Problem description:
Spot each line that carries the word "cards"; copy those lines.

— BEGIN Input rows —

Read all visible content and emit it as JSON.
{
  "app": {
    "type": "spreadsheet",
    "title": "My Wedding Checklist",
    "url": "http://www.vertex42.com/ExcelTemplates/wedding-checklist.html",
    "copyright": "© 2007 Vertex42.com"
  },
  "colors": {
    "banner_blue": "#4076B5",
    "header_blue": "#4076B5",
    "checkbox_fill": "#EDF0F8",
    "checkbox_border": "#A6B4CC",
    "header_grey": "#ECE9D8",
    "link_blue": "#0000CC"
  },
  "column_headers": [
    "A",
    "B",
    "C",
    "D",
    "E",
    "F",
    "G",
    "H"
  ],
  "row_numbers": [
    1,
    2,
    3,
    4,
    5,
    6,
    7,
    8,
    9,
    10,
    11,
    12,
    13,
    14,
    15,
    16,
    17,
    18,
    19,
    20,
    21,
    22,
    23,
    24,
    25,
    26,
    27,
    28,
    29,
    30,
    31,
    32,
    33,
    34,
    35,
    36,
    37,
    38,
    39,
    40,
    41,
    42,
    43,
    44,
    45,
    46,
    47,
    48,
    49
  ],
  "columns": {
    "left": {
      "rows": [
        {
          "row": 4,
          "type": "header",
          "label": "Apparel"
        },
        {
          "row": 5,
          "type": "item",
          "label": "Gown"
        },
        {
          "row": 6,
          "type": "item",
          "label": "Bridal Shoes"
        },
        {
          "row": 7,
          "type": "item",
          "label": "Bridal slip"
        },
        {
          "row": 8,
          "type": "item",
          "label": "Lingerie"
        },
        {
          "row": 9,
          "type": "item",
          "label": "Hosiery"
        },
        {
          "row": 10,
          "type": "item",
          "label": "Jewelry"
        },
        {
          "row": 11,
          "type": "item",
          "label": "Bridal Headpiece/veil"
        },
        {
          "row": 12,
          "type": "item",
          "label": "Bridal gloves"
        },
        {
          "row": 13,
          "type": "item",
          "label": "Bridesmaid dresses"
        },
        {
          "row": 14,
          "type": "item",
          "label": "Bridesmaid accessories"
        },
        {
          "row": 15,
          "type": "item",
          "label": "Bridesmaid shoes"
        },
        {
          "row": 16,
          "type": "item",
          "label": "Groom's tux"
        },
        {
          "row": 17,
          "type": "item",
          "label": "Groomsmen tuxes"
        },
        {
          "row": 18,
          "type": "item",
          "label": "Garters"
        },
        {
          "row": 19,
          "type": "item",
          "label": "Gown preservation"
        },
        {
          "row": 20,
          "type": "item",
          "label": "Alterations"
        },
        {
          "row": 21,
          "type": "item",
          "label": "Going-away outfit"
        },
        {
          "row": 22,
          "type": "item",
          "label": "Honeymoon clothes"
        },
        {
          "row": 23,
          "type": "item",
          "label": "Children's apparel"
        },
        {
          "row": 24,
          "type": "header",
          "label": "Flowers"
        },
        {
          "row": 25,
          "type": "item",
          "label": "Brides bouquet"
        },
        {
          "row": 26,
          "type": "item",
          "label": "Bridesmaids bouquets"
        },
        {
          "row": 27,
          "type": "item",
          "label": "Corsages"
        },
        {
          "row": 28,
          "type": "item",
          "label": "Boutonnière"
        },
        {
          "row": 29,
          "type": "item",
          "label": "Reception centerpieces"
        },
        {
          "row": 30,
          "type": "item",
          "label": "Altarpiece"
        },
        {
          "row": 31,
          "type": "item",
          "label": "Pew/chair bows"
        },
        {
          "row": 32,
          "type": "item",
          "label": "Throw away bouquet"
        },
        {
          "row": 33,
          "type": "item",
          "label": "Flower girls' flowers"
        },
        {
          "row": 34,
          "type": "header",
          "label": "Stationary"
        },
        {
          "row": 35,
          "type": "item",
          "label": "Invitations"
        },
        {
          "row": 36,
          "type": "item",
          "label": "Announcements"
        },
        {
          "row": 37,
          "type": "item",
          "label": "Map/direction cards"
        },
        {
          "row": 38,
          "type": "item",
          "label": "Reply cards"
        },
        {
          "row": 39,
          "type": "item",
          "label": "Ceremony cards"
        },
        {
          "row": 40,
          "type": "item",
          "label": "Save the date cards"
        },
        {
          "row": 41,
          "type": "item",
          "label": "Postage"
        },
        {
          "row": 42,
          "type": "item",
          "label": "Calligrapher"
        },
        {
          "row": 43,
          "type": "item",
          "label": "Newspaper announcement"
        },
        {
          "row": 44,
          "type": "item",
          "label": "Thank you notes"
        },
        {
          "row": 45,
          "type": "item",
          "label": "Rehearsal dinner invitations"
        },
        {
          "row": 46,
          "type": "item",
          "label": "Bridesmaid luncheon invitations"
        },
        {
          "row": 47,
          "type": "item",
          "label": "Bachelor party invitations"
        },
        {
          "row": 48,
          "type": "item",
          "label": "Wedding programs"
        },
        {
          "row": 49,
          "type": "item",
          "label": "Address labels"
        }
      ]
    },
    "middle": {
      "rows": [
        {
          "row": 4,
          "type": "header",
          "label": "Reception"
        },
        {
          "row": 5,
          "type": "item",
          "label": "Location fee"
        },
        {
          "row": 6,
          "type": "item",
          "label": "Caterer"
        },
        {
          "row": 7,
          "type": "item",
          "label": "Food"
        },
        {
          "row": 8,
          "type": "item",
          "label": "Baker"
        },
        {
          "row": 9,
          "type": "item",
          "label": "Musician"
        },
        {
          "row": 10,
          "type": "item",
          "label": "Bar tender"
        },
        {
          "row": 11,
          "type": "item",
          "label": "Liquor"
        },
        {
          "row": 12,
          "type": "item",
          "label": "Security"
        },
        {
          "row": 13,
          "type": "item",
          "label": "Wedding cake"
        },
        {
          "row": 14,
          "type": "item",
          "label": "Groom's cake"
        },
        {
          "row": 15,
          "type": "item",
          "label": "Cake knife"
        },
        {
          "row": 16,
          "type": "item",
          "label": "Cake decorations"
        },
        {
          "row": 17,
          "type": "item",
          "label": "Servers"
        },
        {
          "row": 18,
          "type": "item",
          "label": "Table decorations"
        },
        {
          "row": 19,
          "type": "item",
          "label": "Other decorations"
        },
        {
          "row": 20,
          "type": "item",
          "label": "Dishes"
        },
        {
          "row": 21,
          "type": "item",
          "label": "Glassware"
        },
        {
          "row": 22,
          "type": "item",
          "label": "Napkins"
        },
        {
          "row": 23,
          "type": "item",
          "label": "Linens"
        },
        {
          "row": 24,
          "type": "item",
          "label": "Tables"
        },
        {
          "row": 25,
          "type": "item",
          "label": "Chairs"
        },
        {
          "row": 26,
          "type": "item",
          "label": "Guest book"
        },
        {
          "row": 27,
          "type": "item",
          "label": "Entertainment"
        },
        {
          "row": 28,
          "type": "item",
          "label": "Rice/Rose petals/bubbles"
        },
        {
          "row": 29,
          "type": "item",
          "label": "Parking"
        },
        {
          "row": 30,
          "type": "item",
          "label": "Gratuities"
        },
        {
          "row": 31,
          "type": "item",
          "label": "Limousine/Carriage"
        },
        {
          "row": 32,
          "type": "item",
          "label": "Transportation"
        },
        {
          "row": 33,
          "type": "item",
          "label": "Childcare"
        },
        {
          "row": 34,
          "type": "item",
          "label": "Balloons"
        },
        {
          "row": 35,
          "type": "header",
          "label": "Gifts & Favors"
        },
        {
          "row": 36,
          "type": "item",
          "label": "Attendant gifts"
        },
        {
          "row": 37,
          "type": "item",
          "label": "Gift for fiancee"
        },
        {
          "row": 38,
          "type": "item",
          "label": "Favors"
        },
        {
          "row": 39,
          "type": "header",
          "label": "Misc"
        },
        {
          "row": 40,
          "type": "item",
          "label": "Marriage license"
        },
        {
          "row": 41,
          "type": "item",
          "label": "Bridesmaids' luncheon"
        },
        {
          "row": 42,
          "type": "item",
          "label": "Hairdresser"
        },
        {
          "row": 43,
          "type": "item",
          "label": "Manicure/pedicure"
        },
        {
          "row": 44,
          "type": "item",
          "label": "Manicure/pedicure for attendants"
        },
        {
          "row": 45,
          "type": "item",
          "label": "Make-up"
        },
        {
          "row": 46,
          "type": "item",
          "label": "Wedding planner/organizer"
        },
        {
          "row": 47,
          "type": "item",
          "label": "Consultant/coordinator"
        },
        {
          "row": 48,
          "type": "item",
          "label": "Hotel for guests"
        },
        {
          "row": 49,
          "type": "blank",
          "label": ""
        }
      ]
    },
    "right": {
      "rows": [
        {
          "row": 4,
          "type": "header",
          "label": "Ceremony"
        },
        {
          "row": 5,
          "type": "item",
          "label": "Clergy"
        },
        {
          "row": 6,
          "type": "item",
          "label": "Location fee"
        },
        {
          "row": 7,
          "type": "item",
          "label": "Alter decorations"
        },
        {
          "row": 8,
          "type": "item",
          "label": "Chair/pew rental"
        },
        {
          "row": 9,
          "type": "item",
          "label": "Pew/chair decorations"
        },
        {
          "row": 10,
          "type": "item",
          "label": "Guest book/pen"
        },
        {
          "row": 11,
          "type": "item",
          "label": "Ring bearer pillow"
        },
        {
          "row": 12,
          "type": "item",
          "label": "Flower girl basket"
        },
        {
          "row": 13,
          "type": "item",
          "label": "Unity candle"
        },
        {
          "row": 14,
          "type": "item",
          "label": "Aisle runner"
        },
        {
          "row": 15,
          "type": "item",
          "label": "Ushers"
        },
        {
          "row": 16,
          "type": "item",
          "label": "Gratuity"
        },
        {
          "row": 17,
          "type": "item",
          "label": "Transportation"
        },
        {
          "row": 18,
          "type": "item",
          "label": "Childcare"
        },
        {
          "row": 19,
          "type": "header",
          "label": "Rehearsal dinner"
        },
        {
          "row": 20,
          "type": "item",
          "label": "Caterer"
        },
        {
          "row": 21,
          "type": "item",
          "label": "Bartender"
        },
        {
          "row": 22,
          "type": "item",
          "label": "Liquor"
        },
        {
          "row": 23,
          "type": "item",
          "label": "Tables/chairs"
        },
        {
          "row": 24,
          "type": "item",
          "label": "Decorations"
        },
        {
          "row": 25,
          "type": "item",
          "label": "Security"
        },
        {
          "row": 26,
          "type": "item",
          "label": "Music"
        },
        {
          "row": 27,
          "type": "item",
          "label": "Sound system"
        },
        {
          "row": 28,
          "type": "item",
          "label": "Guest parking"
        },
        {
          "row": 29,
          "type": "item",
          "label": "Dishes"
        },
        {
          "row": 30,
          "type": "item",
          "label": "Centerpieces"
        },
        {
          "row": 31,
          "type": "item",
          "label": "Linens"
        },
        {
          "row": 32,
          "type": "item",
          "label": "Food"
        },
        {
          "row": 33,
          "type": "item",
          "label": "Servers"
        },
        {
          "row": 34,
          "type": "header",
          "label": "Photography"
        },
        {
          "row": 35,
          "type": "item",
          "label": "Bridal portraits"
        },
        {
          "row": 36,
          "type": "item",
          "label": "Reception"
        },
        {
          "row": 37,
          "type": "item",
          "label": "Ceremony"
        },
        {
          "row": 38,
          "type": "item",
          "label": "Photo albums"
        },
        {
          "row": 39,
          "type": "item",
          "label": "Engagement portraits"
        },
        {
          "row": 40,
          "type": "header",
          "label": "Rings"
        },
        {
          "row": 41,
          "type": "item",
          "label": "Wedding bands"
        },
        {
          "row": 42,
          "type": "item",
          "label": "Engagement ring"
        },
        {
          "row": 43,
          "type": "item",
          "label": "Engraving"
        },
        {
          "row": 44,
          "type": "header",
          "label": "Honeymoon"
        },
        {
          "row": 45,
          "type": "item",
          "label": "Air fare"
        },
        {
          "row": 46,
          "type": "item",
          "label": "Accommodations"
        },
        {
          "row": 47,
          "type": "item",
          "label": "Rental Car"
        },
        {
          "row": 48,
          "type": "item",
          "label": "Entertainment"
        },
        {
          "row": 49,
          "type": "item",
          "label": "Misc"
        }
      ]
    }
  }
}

— END Input rows —

Completed exercise:
          "label": "Map/direction cards"
          "label": "Reply cards"
          "label": "Ceremony cards"
          "label": "Save the date cards"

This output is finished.